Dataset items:
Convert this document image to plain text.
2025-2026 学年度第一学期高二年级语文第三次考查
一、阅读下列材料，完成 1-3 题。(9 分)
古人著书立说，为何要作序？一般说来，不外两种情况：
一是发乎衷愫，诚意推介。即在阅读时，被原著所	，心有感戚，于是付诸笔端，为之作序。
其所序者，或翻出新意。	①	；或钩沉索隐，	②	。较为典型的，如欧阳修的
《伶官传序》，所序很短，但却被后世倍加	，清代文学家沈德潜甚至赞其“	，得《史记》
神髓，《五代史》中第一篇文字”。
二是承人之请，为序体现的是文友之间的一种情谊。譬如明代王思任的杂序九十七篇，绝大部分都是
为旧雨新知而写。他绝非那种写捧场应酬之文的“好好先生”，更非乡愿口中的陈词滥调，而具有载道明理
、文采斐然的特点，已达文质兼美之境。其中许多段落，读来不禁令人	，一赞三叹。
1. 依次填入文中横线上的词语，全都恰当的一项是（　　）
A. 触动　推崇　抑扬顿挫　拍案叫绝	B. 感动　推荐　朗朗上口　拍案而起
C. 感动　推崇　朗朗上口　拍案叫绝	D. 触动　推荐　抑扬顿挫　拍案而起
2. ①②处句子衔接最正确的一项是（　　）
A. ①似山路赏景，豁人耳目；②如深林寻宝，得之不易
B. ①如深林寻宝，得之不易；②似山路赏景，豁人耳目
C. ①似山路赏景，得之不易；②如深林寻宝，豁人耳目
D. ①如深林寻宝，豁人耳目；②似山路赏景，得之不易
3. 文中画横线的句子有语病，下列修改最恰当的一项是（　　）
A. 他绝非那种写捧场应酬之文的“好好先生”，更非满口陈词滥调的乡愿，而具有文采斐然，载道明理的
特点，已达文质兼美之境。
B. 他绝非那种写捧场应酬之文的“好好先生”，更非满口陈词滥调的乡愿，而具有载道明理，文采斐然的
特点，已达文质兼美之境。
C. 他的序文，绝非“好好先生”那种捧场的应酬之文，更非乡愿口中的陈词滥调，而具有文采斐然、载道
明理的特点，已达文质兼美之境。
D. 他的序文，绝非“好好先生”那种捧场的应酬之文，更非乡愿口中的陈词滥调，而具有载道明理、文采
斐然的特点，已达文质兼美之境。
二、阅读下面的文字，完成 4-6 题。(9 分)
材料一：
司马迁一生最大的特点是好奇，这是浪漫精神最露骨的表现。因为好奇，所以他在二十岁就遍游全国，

REQUIREMENTS
Say how many lines in the records above hold "拍案而起", and give no other text.

OUTPUT OF THE TASK
2